Provided information |
####

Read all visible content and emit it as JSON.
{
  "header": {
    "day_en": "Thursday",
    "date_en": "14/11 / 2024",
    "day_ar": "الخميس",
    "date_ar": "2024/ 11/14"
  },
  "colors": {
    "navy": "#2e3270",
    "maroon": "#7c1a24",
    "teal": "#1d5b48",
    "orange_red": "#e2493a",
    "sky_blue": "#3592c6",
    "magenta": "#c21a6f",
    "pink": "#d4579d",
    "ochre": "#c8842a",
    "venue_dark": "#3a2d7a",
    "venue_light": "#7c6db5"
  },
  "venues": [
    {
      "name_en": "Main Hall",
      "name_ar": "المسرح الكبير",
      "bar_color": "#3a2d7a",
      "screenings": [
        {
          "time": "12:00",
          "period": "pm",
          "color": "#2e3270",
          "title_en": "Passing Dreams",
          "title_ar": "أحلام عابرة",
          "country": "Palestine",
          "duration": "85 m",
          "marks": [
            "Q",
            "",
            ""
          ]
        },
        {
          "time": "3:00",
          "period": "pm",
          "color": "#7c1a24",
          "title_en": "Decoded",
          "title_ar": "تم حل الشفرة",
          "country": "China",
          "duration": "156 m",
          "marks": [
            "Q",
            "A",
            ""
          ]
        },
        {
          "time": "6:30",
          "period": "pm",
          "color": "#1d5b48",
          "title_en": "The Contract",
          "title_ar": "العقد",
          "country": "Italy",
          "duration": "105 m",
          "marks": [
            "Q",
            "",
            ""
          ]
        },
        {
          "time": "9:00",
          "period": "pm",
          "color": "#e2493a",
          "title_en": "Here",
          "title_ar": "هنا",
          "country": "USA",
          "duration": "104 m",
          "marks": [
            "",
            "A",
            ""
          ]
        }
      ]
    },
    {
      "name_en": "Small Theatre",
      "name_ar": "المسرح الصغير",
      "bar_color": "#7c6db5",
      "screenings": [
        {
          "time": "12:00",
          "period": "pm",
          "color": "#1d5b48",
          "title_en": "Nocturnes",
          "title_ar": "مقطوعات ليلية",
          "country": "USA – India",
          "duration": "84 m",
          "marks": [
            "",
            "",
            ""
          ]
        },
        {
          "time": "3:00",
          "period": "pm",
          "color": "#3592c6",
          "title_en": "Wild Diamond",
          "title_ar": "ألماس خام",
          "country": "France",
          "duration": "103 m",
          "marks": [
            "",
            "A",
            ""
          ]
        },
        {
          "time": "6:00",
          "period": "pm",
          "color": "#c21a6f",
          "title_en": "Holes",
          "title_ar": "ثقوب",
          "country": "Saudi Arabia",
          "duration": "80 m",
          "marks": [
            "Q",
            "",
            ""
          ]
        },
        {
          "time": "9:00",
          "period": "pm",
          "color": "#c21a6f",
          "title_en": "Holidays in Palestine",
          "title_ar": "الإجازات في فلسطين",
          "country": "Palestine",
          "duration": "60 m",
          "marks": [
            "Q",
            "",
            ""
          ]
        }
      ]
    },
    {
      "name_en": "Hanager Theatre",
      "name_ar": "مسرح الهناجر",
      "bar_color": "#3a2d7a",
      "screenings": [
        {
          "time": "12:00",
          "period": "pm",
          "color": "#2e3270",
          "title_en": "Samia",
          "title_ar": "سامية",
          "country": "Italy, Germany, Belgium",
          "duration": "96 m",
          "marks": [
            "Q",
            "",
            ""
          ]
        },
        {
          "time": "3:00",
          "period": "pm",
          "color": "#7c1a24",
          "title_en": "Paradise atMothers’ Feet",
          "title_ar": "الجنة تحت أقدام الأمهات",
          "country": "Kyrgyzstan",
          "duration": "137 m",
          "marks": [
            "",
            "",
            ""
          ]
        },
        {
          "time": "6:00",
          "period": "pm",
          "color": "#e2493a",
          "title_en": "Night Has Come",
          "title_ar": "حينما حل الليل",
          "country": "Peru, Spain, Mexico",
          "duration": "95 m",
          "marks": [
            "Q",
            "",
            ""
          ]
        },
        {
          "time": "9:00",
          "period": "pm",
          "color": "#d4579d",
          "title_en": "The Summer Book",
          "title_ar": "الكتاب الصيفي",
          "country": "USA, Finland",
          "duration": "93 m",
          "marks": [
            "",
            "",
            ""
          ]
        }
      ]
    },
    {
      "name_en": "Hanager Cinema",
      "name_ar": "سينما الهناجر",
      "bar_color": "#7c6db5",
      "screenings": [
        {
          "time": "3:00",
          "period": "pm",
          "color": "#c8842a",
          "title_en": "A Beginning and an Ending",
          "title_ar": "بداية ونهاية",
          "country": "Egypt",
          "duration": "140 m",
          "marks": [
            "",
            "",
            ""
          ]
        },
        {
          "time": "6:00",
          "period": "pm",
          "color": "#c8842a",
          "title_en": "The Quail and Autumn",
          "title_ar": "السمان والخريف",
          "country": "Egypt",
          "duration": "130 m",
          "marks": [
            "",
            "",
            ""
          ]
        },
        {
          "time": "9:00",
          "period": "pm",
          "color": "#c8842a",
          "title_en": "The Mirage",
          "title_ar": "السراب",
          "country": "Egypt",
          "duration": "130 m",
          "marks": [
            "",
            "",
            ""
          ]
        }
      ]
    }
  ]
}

####

Exercise details |
Extract each record, keeping it identical to the original.

Solution to the problem |
Read all visible content and emit it as JSON.
{
  "header": {
    "day_en": "Thursday",
    "date_en": "14/11 / 2024",
    "day_ar": "الخميس",
    "date_ar": "2024/ 11/14"
  },
  "colors": {
    "navy": "#2e3270",
    "maroon": "#7c1a24",
    "teal": "#1d5b48",
    "orange_red": "#e2493a",
    "sky_blue": "#3592c6",
    "magenta": "#c21a6f",
    "pink": "#d4579d",
    "ochre": "#c8842a",
    "venue_dark": "#3a2d7a",
    "venue_light": "#7c6db5"
  },
  "venues": [
    {
      "name_en": "Main Hall",
      "name_ar": "المسرح الكبير",
      "bar_color": "#3a2d7a",
      "screenings": [
        {
          "time": "12:00",
          "period": "pm",
          "color": "#2e3270",
          "title_en": "Passing Dreams",
          "title_ar": "أحلام عابرة",
          "country": "Palestine",
          "duration": "85 m",
          "marks": [
            "Q",
            "",
            ""
          ]
        },
        {
          "time": "3:00",
          "period": "pm",
          "color": "#7c1a24",
          "title_en": "Decoded",
          "title_ar": "تم حل الشفرة",
          "country": "China",
          "duration": "156 m",
          "marks": [
            "Q",
            "A",
            ""
          ]
        },
        {
          "time": "6:30",
          "period": "pm",
          "color": "#1d5b48",
          "title_en": "The Contract",
          "title_ar": "العقد",
          "country": "Italy",
          "duration": "105 m",
          "marks": [
            "Q",
            "",
            ""
          ]
        },
        {
          "time": "9:00",
          "period": "pm",
          "color": "#e2493a",
          "title_en": "Here",
          "title_ar": "هنا",
          "country": "USA",
          "duration": "104 m",
          "marks": [
            "",
            "A",
            ""
          ]
        }
      ]
    },
    {
      "name_en": "Small Theatre",
      "name_ar": "المسرح الصغير",
      "bar_color": "#7c6db5",
      "screenings": [
        {
          "time": "12:00",
          "period": "pm",
          "color": "#1d5b48",
          "title_en": "Nocturnes",
          "title_ar": "مقطوعات ليلية",
          "country": "USA – India",
          "duration": "84 m",
          "marks": [
            "",
            "",
            ""
          ]
        },
        {
          "time": "3:00",
          "period": "pm",
          "color": "#3592c6",
          "title_en": "Wild Diamond",
          "title_ar": "ألماس خام",
          "country": "France",
          "duration": "103 m",
          "marks": [
            "",
            "A",
            ""
          ]
        },
        {
          "time": "6:00",
          "period": "pm",
          "color": "#c21a6f",
          "title_en": "Holes",
          "title_ar": "ثقوب",
          "country": "Saudi Arabia",
          "duration": "80 m",
          "marks": [
            "Q",
            "",
            ""
          ]
        },
        {
          "time": "9:00",
          "period": "pm",
          "color": "#c21a6f",
          "title_en": "Holidays in Palestine",
          "title_ar": "الإجازات في فلسطين",
          "country": "Palestine",
          "duration": "60 m",
          "marks": [
            "Q",
            "",
            ""
          ]
        }
      ]
    },
    {
      "name_en": "Hanager Theatre",
      "name_ar": "مسرح الهناجر",
      "bar_color": "#3a2d7a",
      "screenings": [
        {
          "time": "12:00",
          "period": "pm",
          "color": "#2e3270",
          "title_en": "Samia",
          "title_ar": "سامية",
          "country": "Italy, Germany, Belgium",
          "duration": "96 m",
          "marks": [
            "Q",
            "",
            ""
          ]
        },
        {
          "time": "3:00",
          "period": "pm",
          "color": "#7c1a24",
          "title_en": "Paradise atMothers’ Feet",
          "title_ar": "الجنة تحت أقدام الأمهات",
          "country": "Kyrgyzstan",
          "duration": "137 m",
          "marks": [
            "",
            "",
            ""
          ]
        },
        {
          "time": "6:00",
          "period": "pm",
          "color": "#e2493a",
          "title_en": "Night Has Come",
          "title_ar": "حينما حل الليل",
          "country": "Peru, Spain, Mexico",
          "duration": "95 m",
          "marks": [
            "Q",
            "",
            ""
          ]
        },
        {
          "time": "9:00",
          "period": "pm",
          "color": "#d4579d",
          "title_en": "The Summer Book",
          "title_ar": "الكتاب الصيفي",
          "country": "USA, Finland",
          "duration": "93 m",
          "marks": [
            "",
            "",
            ""
          ]
        }
      ]
    },
    {
      "name_en": "Hanager Cinema",
      "name_ar": "سينما الهناجر",
      "bar_color": "#7c6db5",
      "screenings": [
        {
          "time": "3:00",
          "period": "pm",
          "color": "#c8842a",
          "title_en": "A Beginning and an Ending",
          "title_ar": "بداية ونهاية",
          "country": "Egypt",
          "duration": "140 m",
          "marks": [
            "",
            "",
            ""
          ]
        },
        {
          "time": "6:00",
          "period": "pm",
          "color": "#c8842a",
          "title_en": "The Quail and Autumn",
          "title_ar": "السمان والخريف",
          "country": "Egypt",
          "duration": "130 m",
          "marks": [
            "",
            "",
            ""
          ]
        },
        {
          "time": "9:00",
          "period": "pm",
          "color": "#c8842a",
          "title_en": "The Mirage",
          "title_ar": "السراب",
          "country": "Egypt",
          "duration": "130 m",
          "marks": [
            "",
            "",
            ""
          ]
        }
      ]
    }
  ]
}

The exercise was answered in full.